Data records >>

★ ★ ★ ★ ★ ★ ★

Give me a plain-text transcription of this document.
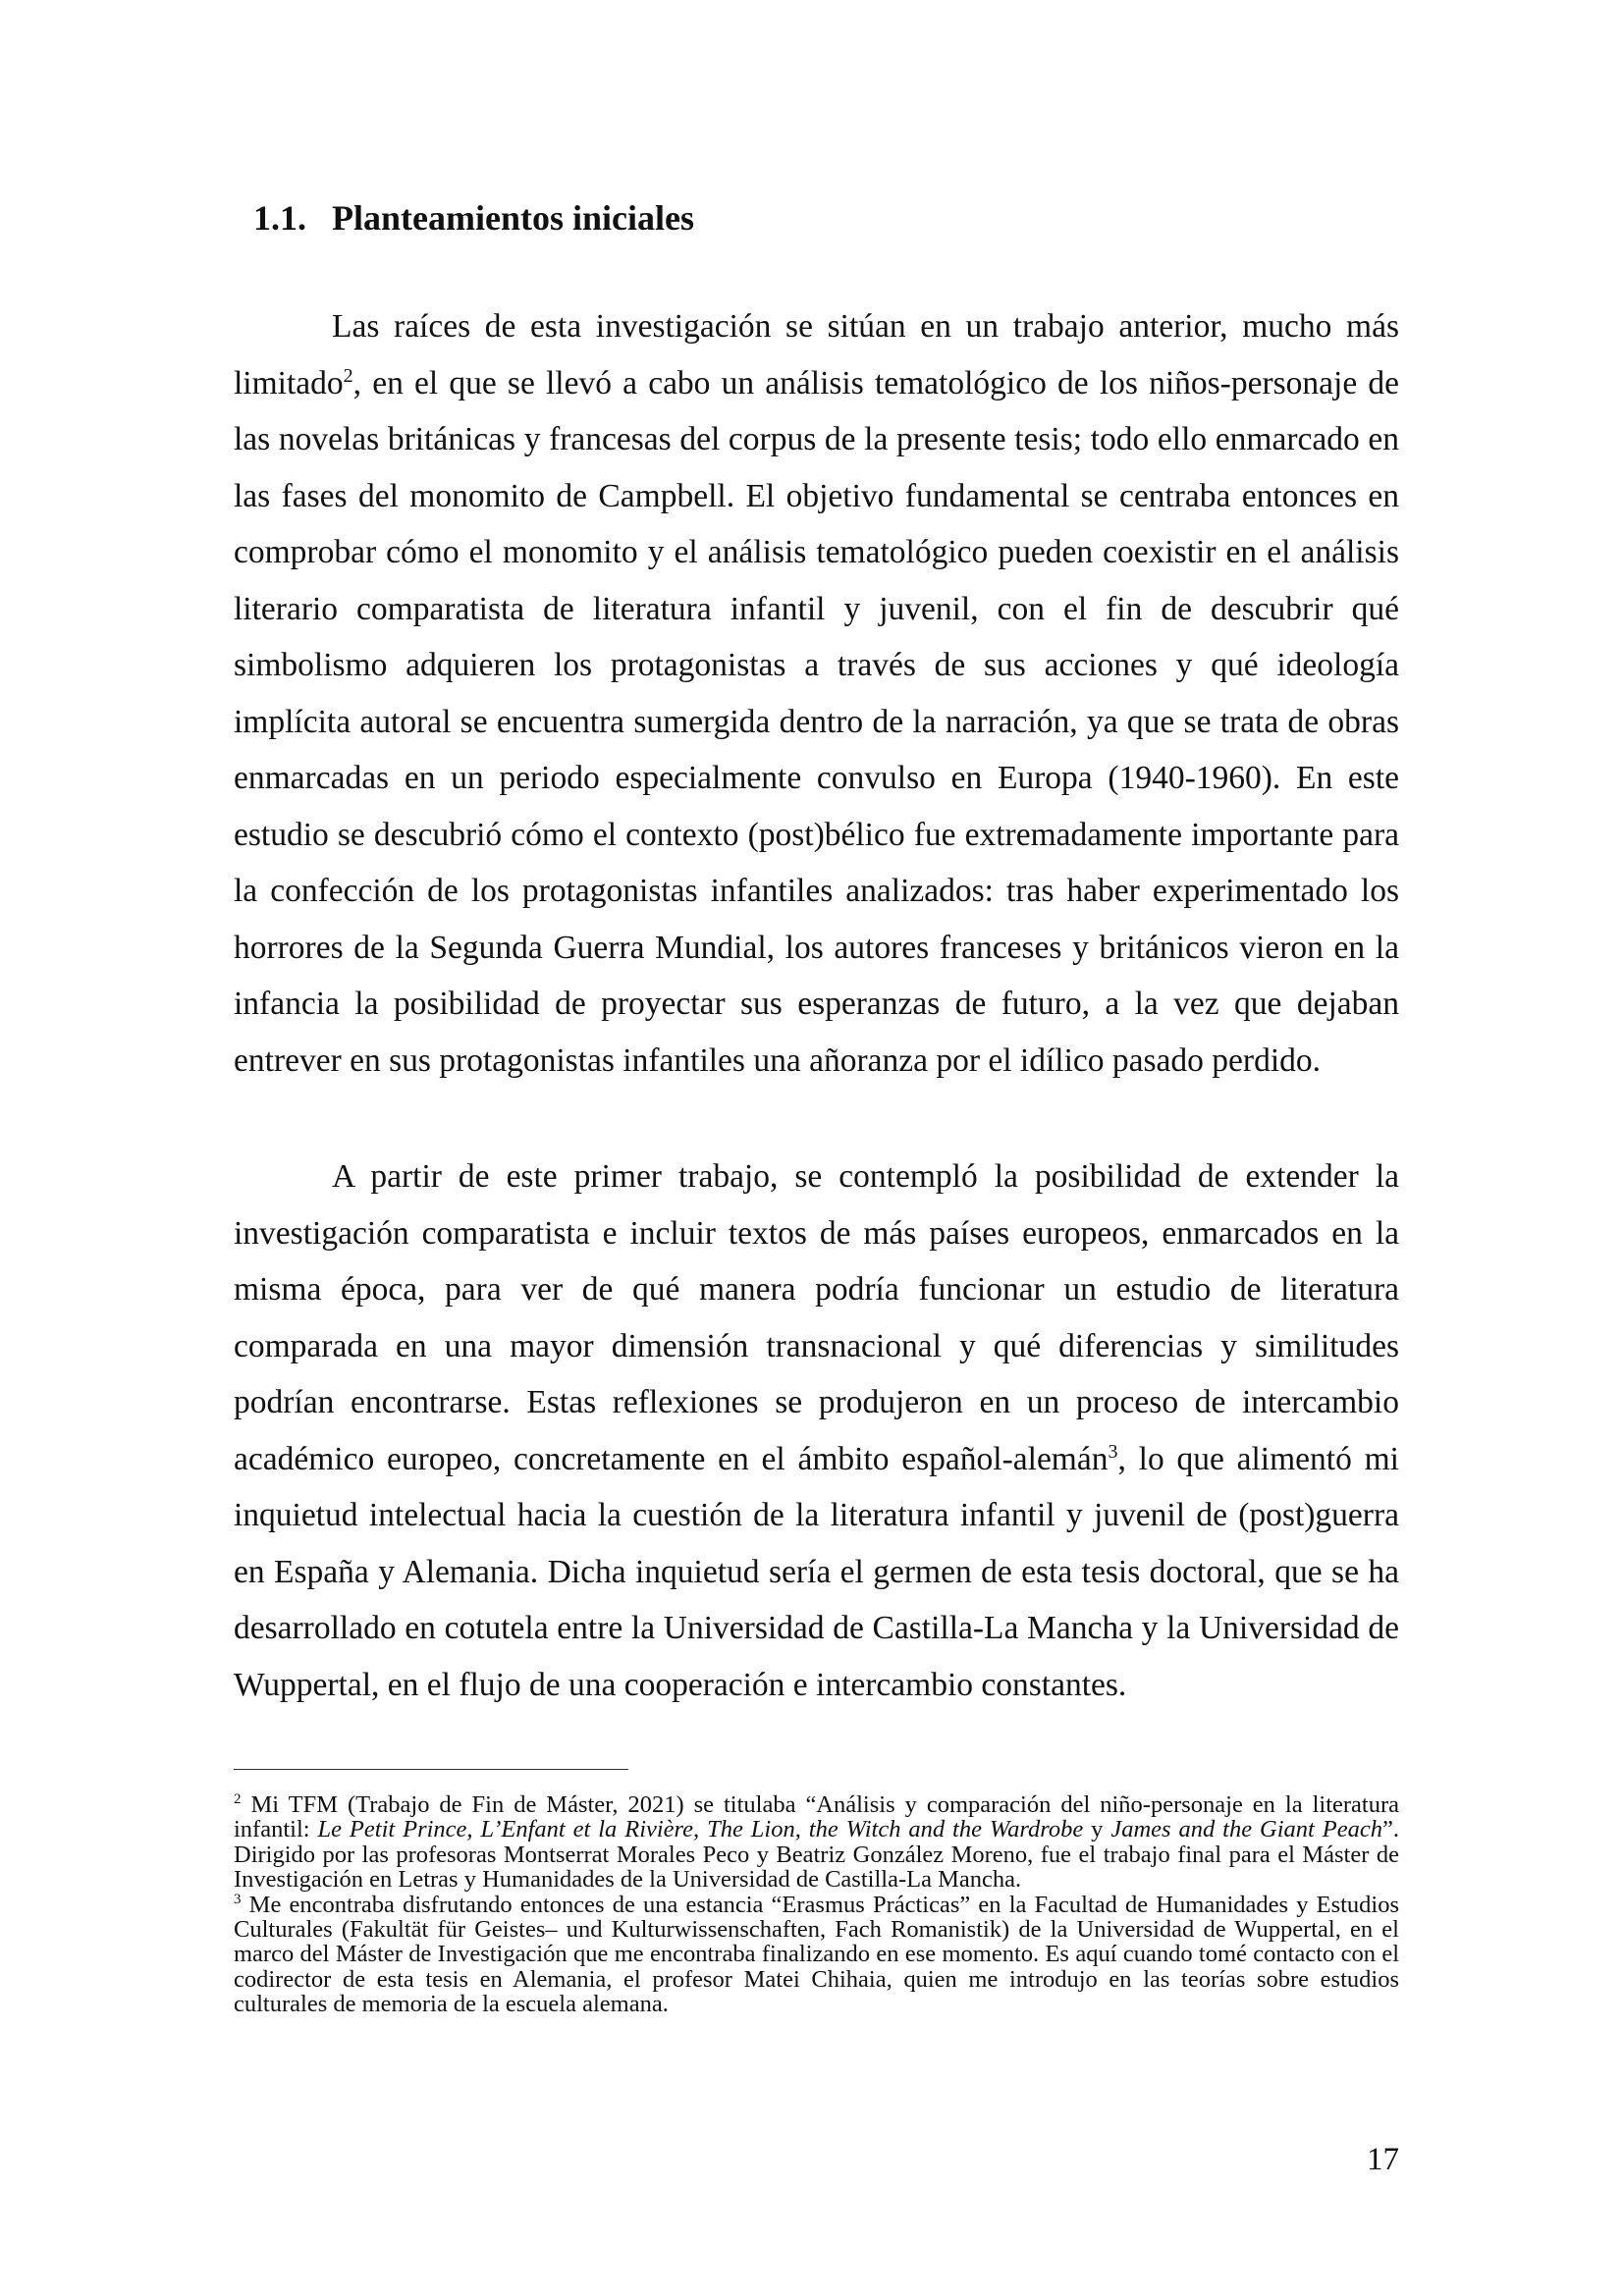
1.1. Planteamientos iniciales

Las raíces de esta investigación se sitúan en un trabajo anterior, mucho más limitado$^2$, en el que se llevó a cabo un análisis tematológico de los niños-personaje de las novelas británicas y francesas del corpus de la presente tesis; todo ello enmarcado en las fases del monomito de Campbell. El objetivo fundamental se centraba entonces en comprobar cómo el monomito y el análisis tematológico pueden coexistir en el análisis literario comparatista de literatura infantil y juvenil, con el fin de descubrir qué simbolismo adquieren los protagonistas a través de sus acciones y qué ideología implícita autoral se encuentra sumergida dentro de la narración, ya que se trata de obras enmarcadas en un periodo especialmente convulso en Europa (1940-1960). En este estudio se descubrió cómo el contexto (post)bélico fue extremadamente importante para la confección de los protagonistas infantiles analizados: tras haber experimentado los horrores de la Segunda Guerra Mundial, los autores franceses y británicos vieron en la infancia la posibilidad de proyectar sus esperanzas de futuro, a la vez que dejaban entrever en sus protagonistas infantiles una añoranza por el idílico pasado perdido.

A partir de este primer trabajo, se contempló la posibilidad de extender la investigación comparatista e incluir textos de más países europeos, enmarcados en la misma época, para ver de qué manera podría funcionar un estudio de literatura comparada en una mayor dimensión transnacional y qué diferencias y similitudes podrían encontrarse. Estas reflexiones se produjeron en un proceso de intercambio académico europeo, concretamente en el ámbito español-alemán$^3$, lo que alimentó mi inquietud intelectual hacia la cuestión de la literatura infantil y juvenil de (post)guerra en España y Alemania. Dicha inquietud sería el germen de esta tesis doctoral, que se ha desarrollado en cotutela entre la Universidad de Castilla-La Mancha y la Universidad de Wuppertal, en el flujo de una cooperación e intercambio constantes.

$^2$ Mi TFM (Trabajo de Fin de Máster, 2021) se titulaba “Análisis y comparación del niño-personaje en la literatura infantil: Le Petit Prince, L’Enfant et la Rivière, The Lion, the Witch and the Wardrobe y James and the Giant Peach”. Dirigido por las profesoras Montserrat Morales Peco y Beatriz González Moreno, fue el trabajo final para el Máster de Investigación en Letras y Humanidades de la Universidad de Castilla-La Mancha.

$^3$ Me encontraba disfrutando entonces de una estancia “Erasmus Prácticas” en la Facultad de Humanidades y Estudios Culturales (Fakultät für Geistes– und Kulturwissenschaften, Fach Romanistik) de la Universidad de Wuppertal, en el marco del Máster de Investigación que me encontraba finalizando en ese momento. Es aquí cuando tomé contacto con el codirector de esta tesis en Alemania, el profesor Matei Chihaia, quien me introdujo en las teorías sobre estudios culturales de memoria de la escuela alemana.

17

★ ★ ★ ★ ★ ★ ★

Exercise directions >> Without including the pictures, reproduce all entries exactly.

Worked answer >>
Give me a plain-text transcription of this document.
1.1. Planteamientos iniciales

Las raíces de esta investigación se sitúan en un trabajo anterior, mucho más limitado$^2$, en el que se llevó a cabo un análisis tematológico de los niños-personaje de las novelas británicas y francesas del corpus de la presente tesis; todo ello enmarcado en las fases del monomito de Campbell. El objetivo fundamental se centraba entonces en comprobar cómo el monomito y el análisis tematológico pueden coexistir en el análisis literario comparatista de literatura infantil y juvenil, con el fin de descubrir qué simbolismo adquieren los protagonistas a través de sus acciones y qué ideología implícita autoral se encuentra sumergida dentro de la narración, ya que se trata de obras enmarcadas en un periodo especialmente convulso en Europa (1940-1960). En este estudio se descubrió cómo el contexto (post)bélico fue extremadamente importante para la confección de los protagonistas infantiles analizados: tras haber experimentado los horrores de la Segunda Guerra Mundial, los autores franceses y británicos vieron en la infancia la posibilidad de proyectar sus esperanzas de futuro, a la vez que dejaban entrever en sus protagonistas infantiles una añoranza por el idílico pasado perdido.

A partir de este primer trabajo, se contempló la posibilidad de extender la investigación comparatista e incluir textos de más países europeos, enmarcados en la misma época, para ver de qué manera podría funcionar un estudio de literatura comparada en una mayor dimensión transnacional y qué diferencias y similitudes podrían encontrarse. Estas reflexiones se produjeron en un proceso de intercambio académico europeo, concretamente en el ámbito español-alemán$^3$, lo que alimentó mi inquietud intelectual hacia la cuestión de la literatura infantil y juvenil de (post)guerra en España y Alemania. Dicha inquietud sería el germen de esta tesis doctoral, que se ha desarrollado en cotutela entre la Universidad de Castilla-La Mancha y la Universidad de Wuppertal, en el flujo de una cooperación e intercambio constantes.

$^2$ Mi TFM (Trabajo de Fin de Máster, 2021) se titulaba “Análisis y comparación del niño-personaje en la literatura infantil: Le Petit Prince, L’Enfant et la Rivière, The Lion, the Witch and the Wardrobe y James and the Giant Peach”. Dirigido por las profesoras Montserrat Morales Peco y Beatriz González Moreno, fue el trabajo final para el Máster de Investigación en Letras y Humanidades de la Universidad de Castilla-La Mancha.

$^3$ Me encontraba disfrutando entonces de una estancia “Erasmus Prácticas” en la Facultad de Humanidades y Estudios Culturales (Fakultät für Geistes– und Kulturwissenschaften, Fach Romanistik) de la Universidad de Wuppertal, en el marco del Máster de Investigación que me encontraba finalizando en ese momento. Es aquí cuando tomé contacto con el codirector de esta tesis en Alemania, el profesor Matei Chihaia, quien me introdujo en las teorías sobre estudios culturales de memoria de la escuela alemana.

17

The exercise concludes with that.